• Objective
Output every record below exactly as it appears.
— start Source data —
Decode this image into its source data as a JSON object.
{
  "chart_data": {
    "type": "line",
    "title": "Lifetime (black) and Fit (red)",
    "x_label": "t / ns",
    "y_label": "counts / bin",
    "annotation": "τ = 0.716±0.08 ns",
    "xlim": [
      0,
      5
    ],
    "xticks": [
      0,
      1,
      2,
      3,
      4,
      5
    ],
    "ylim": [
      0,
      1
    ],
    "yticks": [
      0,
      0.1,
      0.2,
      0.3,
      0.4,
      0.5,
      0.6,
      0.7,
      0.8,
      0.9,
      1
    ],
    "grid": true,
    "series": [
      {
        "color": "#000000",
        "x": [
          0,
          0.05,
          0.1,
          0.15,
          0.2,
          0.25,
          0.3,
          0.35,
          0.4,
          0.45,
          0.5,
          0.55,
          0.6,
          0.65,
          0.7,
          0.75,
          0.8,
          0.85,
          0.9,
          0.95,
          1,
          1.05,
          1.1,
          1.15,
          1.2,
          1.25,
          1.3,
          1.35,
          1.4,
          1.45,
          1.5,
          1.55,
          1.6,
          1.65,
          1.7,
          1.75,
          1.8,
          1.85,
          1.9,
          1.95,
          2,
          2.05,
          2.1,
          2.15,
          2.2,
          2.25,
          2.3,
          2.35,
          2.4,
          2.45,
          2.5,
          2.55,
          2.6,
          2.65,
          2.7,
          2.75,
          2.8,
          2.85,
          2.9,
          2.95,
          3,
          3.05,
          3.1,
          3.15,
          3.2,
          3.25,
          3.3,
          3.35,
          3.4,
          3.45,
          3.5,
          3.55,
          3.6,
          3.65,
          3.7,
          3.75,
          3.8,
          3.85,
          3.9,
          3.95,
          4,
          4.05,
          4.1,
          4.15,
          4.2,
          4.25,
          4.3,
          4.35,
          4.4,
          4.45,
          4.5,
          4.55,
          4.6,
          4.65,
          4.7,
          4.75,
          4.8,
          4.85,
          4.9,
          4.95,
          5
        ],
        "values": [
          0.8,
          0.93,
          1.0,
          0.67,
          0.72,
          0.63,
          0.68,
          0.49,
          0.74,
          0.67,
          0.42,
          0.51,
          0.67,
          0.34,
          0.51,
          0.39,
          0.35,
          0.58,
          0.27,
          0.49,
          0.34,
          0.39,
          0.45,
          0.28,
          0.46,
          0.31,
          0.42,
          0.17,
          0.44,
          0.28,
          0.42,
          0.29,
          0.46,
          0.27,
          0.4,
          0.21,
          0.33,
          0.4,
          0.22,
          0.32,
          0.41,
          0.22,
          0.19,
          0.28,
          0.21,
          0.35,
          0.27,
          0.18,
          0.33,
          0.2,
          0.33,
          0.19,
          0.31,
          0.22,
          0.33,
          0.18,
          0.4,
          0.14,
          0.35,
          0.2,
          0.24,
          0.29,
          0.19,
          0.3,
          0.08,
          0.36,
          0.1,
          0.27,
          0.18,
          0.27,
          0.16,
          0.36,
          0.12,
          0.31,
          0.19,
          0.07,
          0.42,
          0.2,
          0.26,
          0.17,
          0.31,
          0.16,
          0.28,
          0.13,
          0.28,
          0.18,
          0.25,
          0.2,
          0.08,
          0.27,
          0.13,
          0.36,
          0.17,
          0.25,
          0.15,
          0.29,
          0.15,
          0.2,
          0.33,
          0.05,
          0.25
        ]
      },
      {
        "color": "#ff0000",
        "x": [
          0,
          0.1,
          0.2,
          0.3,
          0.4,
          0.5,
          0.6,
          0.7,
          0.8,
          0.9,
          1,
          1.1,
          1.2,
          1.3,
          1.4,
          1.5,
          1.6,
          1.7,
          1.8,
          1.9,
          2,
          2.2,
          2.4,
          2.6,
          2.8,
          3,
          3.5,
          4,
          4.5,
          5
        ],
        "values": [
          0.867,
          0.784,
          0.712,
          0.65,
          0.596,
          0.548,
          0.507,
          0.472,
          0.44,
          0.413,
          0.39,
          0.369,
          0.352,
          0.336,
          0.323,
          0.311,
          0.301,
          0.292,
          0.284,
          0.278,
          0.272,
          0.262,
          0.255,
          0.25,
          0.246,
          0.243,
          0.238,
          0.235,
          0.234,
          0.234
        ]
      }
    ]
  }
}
— end Source data —
• Expected answer
Decode this image into its source data as a JSON object.
{
  "chart_data": {
    "type": "line",
    "title": "Lifetime (black) and Fit (red)",
    "x_label": "t / ns",
    "y_label": "counts / bin",
    "annotation": "τ = 0.716±0.08 ns",
    "xlim": [
      0,
      5
    ],
    "xticks": [
      0,
      1,
      2,
      3,
      4,
      5
    ],
    "ylim": [
      0,
      1
    ],
    "yticks": [
      0,
      0.1,
      0.2,
      0.3,
      0.4,
      0.5,
      0.6,
      0.7,
      0.8,
      0.9,
      1
    ],
    "grid": true,
    "series": [
      {
        "color": "#000000",
        "x": [
          0,
          0.05,
          0.1,
          0.15,
          0.2,
          0.25,
          0.3,
          0.35,
          0.4,
          0.45,
          0.5,
          0.55,
          0.6,
          0.65,
          0.7,
          0.75,
          0.8,
          0.85,
          0.9,
          0.95,
          1,
          1.05,
          1.1,
          1.15,
          1.2,
          1.25,
          1.3,
          1.35,
          1.4,
          1.45,
          1.5,
          1.55,
          1.6,
          1.65,
          1.7,
          1.75,
          1.8,
          1.85,
          1.9,
          1.95,
          2,
          2.05,
          2.1,
          2.15,
          2.2,
          2.25,
          2.3,
          2.35,
          2.4,
          2.45,
          2.5,
          2.55,
          2.6,
          2.65,
          2.7,
          2.75,
          2.8,
          2.85,
          2.9,
          2.95,
          3,
          3.05,
          3.1,
          3.15,
          3.2,
          3.25,
          3.3,
          3.35,
          3.4,
          3.45,
          3.5,
          3.55,
          3.6,
          3.65,
          3.7,
          3.75,
          3.8,
          3.85,
          3.9,
          3.95,
          4,
          4.05,
          4.1,
          4.15,
          4.2,
          4.25,
          4.3,
          4.35,
          4.4,
          4.45,
          4.5,
          4.55,
          4.6,
          4.65,
          4.7,
          4.75,
          4.8,
          4.85,
          4.9,
          4.95,
          5
        ],
        "values": [
          0.8,
          0.93,
          1.0,
          0.67,
          0.72,
          0.63,
          0.68,
          0.49,
          0.74,
          0.67,
          0.42,
          0.51,
          0.67,
          0.34,
          0.51,
          0.39,
          0.35,
          0.58,
          0.27,
          0.49,
          0.34,
          0.39,
          0.45,
          0.28,
          0.46,
          0.31,
          0.42,
          0.17,
          0.44,
          0.28,
          0.42,
          0.29,
          0.46,
          0.27,
          0.4,
          0.21,
          0.33,
          0.4,
          0.22,
          0.32,
          0.41,
          0.22,
          0.19,
          0.28,
          0.21,
          0.35,
          0.27,
          0.18,
          0.33,
          0.2,
          0.33,
          0.19,
          0.31,
          0.22,
          0.33,
          0.18,
          0.4,
          0.14,
          0.35,
          0.2,
          0.24,
          0.29,
          0.19,
          0.3,
          0.08,
          0.36,
          0.1,
          0.27,
          0.18,
          0.27,
          0.16,
          0.36,
          0.12,
          0.31,
          0.19,
          0.07,
          0.42,
          0.2,
          0.26,
          0.17,
          0.31,
          0.16,
          0.28,
          0.13,
          0.28,
          0.18,
          0.25,
          0.2,
          0.08,
          0.27,
          0.13,
          0.36,
          0.17,
          0.25,
          0.15,
          0.29,
          0.15,
          0.2,
          0.33,
          0.05,
          0.25
        ]
      },
      {
        "color": "#ff0000",
        "x": [
          0,
          0.1,
          0.2,
          0.3,
          0.4,
          0.5,
          0.6,
          0.7,
          0.8,
          0.9,
          1,
          1.1,
          1.2,
          1.3,
          1.4,
          1.5,
          1.6,
          1.7,
          1.8,
          1.9,
          2,
          2.2,
          2.4,
          2.6,
          2.8,
          3,
          3.5,
          4,
          4.5,
          5
        ],
        "values": [
          0.867,
          0.784,
          0.712,
          0.65,
          0.596,
          0.548,
          0.507,
          0.472,
          0.44,
          0.413,
          0.39,
          0.369,
          0.352,
          0.336,
          0.323,
          0.311,
          0.301,
          0.292,
          0.284,
          0.278,
          0.272,
          0.262,
          0.255,
          0.25,
          0.246,
          0.243,
          0.238,
          0.235,
          0.234,
          0.234
        ]
      }
    ]
  }
}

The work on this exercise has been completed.